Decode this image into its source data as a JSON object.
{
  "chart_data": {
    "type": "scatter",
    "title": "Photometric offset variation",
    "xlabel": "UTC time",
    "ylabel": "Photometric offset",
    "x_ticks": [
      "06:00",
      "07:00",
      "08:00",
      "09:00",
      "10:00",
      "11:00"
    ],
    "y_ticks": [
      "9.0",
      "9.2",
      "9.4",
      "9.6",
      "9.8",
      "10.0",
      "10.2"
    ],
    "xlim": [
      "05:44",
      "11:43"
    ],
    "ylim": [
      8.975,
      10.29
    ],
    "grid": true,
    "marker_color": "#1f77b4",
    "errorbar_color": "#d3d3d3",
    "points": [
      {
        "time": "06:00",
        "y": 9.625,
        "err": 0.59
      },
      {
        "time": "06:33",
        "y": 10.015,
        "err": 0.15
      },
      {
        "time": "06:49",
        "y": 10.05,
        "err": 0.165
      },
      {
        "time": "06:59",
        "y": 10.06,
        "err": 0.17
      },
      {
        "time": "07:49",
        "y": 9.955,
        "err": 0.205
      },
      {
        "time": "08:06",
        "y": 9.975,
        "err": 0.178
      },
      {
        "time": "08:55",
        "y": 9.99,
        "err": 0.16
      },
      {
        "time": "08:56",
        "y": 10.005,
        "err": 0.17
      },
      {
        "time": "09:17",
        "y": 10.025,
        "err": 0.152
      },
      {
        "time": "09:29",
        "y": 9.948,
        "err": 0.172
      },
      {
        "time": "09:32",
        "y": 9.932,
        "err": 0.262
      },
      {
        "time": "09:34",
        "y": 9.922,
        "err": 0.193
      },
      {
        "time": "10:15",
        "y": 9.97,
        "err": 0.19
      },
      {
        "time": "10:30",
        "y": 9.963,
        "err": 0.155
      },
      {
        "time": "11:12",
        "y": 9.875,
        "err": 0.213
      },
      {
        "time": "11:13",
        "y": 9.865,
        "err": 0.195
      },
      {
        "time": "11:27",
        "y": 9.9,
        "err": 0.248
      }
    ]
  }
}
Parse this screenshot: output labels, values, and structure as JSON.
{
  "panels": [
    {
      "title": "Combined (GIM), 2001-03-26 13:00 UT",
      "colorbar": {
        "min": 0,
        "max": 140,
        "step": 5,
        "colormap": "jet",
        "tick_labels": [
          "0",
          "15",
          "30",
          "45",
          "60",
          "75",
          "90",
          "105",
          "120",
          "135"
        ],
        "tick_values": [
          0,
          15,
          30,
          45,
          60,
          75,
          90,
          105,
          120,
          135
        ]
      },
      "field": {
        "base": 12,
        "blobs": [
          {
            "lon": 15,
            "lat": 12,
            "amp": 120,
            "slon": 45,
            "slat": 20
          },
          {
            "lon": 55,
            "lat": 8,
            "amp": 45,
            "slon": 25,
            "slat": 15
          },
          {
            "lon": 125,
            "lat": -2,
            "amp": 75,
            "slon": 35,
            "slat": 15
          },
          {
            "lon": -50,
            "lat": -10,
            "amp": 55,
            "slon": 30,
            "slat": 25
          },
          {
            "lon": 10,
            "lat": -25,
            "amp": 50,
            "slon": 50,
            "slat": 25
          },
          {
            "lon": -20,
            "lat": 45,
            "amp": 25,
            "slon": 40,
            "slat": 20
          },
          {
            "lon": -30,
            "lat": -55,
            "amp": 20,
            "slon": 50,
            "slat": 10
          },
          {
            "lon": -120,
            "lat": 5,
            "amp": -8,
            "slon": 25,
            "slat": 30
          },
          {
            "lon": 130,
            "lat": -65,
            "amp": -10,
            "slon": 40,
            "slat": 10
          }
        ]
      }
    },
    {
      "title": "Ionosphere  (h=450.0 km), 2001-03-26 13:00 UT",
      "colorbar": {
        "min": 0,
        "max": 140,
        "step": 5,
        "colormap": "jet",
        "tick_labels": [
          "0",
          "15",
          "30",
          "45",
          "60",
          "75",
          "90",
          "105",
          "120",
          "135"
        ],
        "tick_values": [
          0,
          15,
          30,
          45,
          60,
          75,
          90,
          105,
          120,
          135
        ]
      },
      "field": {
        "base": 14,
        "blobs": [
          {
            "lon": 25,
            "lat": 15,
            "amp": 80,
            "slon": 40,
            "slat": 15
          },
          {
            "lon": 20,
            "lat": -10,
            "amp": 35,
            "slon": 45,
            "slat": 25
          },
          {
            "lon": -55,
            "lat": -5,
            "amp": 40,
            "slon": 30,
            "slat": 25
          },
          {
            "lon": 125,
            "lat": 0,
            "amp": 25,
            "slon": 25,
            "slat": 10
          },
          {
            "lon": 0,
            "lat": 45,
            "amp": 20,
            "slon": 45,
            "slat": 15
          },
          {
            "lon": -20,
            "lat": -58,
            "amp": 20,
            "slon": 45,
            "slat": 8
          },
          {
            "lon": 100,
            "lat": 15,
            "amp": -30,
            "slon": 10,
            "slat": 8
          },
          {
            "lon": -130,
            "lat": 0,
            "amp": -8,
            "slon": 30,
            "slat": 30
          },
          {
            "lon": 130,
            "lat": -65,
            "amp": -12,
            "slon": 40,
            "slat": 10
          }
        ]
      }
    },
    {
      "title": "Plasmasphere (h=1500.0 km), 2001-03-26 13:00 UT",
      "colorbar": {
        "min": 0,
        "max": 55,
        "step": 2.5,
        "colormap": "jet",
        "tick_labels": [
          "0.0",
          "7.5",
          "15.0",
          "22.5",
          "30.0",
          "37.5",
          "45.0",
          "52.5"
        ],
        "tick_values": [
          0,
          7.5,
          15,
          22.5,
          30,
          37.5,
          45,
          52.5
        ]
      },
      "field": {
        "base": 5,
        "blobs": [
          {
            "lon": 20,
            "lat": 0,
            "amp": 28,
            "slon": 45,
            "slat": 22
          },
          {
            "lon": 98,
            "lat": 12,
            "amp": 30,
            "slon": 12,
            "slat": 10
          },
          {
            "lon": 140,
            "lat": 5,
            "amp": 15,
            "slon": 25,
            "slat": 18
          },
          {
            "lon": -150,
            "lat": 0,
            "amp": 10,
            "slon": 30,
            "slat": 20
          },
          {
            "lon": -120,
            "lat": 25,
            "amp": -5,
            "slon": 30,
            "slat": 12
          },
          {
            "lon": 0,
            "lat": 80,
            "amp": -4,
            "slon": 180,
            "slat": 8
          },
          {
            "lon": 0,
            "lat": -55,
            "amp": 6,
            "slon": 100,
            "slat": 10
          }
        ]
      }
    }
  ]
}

*Required work*. Print back all the lines verbatim.

*Correct result*.
Decode this image into its source data as a JSON object.
{
  "chart_data": {
    "type": "scatter",
    "title": "Photometric offset variation",
    "xlabel": "UTC time",
    "ylabel": "Photometric offset",
    "x_ticks": [
      "06:00",
      "07:00",
      "08:00",
      "09:00",
      "10:00",
      "11:00"
    ],
    "y_ticks": [
      "9.0",
      "9.2",
      "9.4",
      "9.6",
      "9.8",
      "10.0",
      "10.2"
    ],
    "xlim": [
      "05:44",
      "11:43"
    ],
    "ylim": [
      8.975,
      10.29
    ],
    "grid": true,
    "marker_color": "#1f77b4",
    "errorbar_color": "#d3d3d3",
    "points": [
      {
        "time": "06:00",
        "y": 9.625,
        "err": 0.59
      },
      {
        "time": "06:33",
        "y": 10.015,
        "err": 0.15
      },
      {
        "time": "06:49",
        "y": 10.05,
        "err": 0.165
      },
      {
        "time": "06:59",
        "y": 10.06,
        "err": 0.17
      },
      {
        "time": "07:49",
        "y": 9.955,
        "err": 0.205
      },
      {
        "time": "08:06",
        "y": 9.975,
        "err": 0.178
      },
      {
        "time": "08:55",
        "y": 9.99,
        "err": 0.16
      },
      {
        "time": "08:56",
        "y": 10.005,
        "err": 0.17
      },
      {
        "time": "09:17",
        "y": 10.025,
        "err": 0.152
      },
      {
        "time": "09:29",
        "y": 9.948,
        "err": 0.172
      },
      {
        "time": "09:32",
        "y": 9.932,
        "err": 0.262
      },
      {
        "time": "09:34",
        "y": 9.922,
        "err": 0.193
      },
      {
        "time": "10:15",
        "y": 9.97,
        "err": 0.19
      },
      {
        "time": "10:30",
        "y": 9.963,
        "err": 0.155
      },
      {
        "time": "11:12",
        "y": 9.875,
        "err": 0.213
      },
      {
        "time": "11:13",
        "y": 9.865,
        "err": 0.195
      },
      {
        "time": "11:27",
        "y": 9.9,
        "err": 0.248
      }
    ]
  }
}
Parse this screenshot: output labels, values, and structure as JSON.
{
  "panels": [
    {
      "title": "Combined (GIM), 2001-03-26 13:00 UT",
      "colorbar": {
        "min": 0,
        "max": 140,
        "step": 5,
        "colormap": "jet",
        "tick_labels": [
          "0",
          "15",
          "30",
          "45",
          "60",
          "75",
          "90",
          "105",
          "120",
          "135"
        ],
        "tick_values": [
          0,
          15,
          30,
          45,
          60,
          75,
          90,
          105,
          120,
          135
        ]
      },
      "field": {
        "base": 12,
        "blobs": [
          {
            "lon": 15,
            "lat": 12,
            "amp": 120,
            "slon": 45,
            "slat": 20
          },
          {
            "lon": 55,
            "lat": 8,
            "amp": 45,
            "slon": 25,
            "slat": 15
          },
          {
            "lon": 125,
            "lat": -2,
            "amp": 75,
            "slon": 35,
            "slat": 15
          },
          {
            "lon": -50,
            "lat": -10,
            "amp": 55,
            "slon": 30,
            "slat": 25
          },
          {
            "lon": 10,
            "lat": -25,
            "amp": 50,
            "slon": 50,
            "slat": 25
          },
          {
            "lon": -20,
            "lat": 45,
            "amp": 25,
            "slon": 40,
            "slat": 20
          },
          {
            "lon": -30,
            "lat": -55,
            "amp": 20,
            "slon": 50,
            "slat": 10
          },
          {
            "lon": -120,
            "lat": 5,
            "amp": -8,
            "slon": 25,
            "slat": 30
          },
          {
            "lon": 130,
            "lat": -65,
            "amp": -10,
            "slon": 40,
            "slat": 10
          }
        ]
      }
    },
    {
      "title": "Ionosphere  (h=450.0 km), 2001-03-26 13:00 UT",
      "colorbar": {
        "min": 0,
        "max": 140,
        "step": 5,
        "colormap": "jet",
        "tick_labels": [
          "0",
          "15",
          "30",
          "45",
          "60",
          "75",
          "90",
          "105",
          "120",
          "135"
        ],
        "tick_values": [
          0,
          15,
          30,
          45,
          60,
          75,
          90,
          105,
          120,
          135
        ]
      },
      "field": {
        "base": 14,
        "blobs": [
          {
            "lon": 25,
            "lat": 15,
            "amp": 80,
            "slon": 40,
            "slat": 15
          },
          {
            "lon": 20,
            "lat": -10,
            "amp": 35,
            "slon": 45,
            "slat": 25
          },
          {
            "lon": -55,
            "lat": -5,
            "amp": 40,
            "slon": 30,
            "slat": 25
          },
          {
            "lon": 125,
            "lat": 0,
            "amp": 25,
            "slon": 25,
            "slat": 10
          },
          {
            "lon": 0,
            "lat": 45,
            "amp": 20,
            "slon": 45,
            "slat": 15
          },
          {
            "lon": -20,
            "lat": -58,
            "amp": 20,
            "slon": 45,
            "slat": 8
          },
          {
            "lon": 100,
            "lat": 15,
            "amp": -30,
            "slon": 10,
            "slat": 8
          },
          {
            "lon": -130,
            "lat": 0,
            "amp": -8,
            "slon": 30,
            "slat": 30
          },
          {
            "lon": 130,
            "lat": -65,
            "amp": -12,
            "slon": 40,
            "slat": 10
          }
        ]
      }
    },
    {
      "title": "Plasmasphere (h=1500.0 km), 2001-03-26 13:00 UT",
      "colorbar": {
        "min": 0,
        "max": 55,
        "step": 2.5,
        "colormap": "jet",
        "tick_labels": [
          "0.0",
          "7.5",
          "15.0",
          "22.5",
          "30.0",
          "37.5",
          "45.0",
          "52.5"
        ],
        "tick_values": [
          0,
          7.5,
          15,
          22.5,
          30,
          37.5,
          45,
          52.5
        ]
      },
      "field": {
        "base": 5,
        "blobs": [
          {
            "lon": 20,
            "lat": 0,
            "amp": 28,
            "slon": 45,
            "slat": 22
          },
          {
            "lon": 98,
            "lat": 12,
            "amp": 30,
            "slon": 12,
            "slat": 10
          },
          {
            "lon": 140,
            "lat": 5,
            "amp": 15,
            "slon": 25,
            "slat": 18
          },
          {
            "lon": -150,
            "lat": 0,
            "amp": 10,
            "slon": 30,
            "slat": 20
          },
          {
            "lon": -120,
            "lat": 25,
            "amp": -5,
            "slon": 30,
            "slat": 12
          },
          {
            "lon": 0,
            "lat": 80,
            "amp": -4,
            "slon": 180,
            "slat": 8
          },
          {
            "lon": 0,
            "lat": -55,
            "amp": 6,
            "slon": 100,
            "slat": 10
          }
        ]
      }
    }
  ]
}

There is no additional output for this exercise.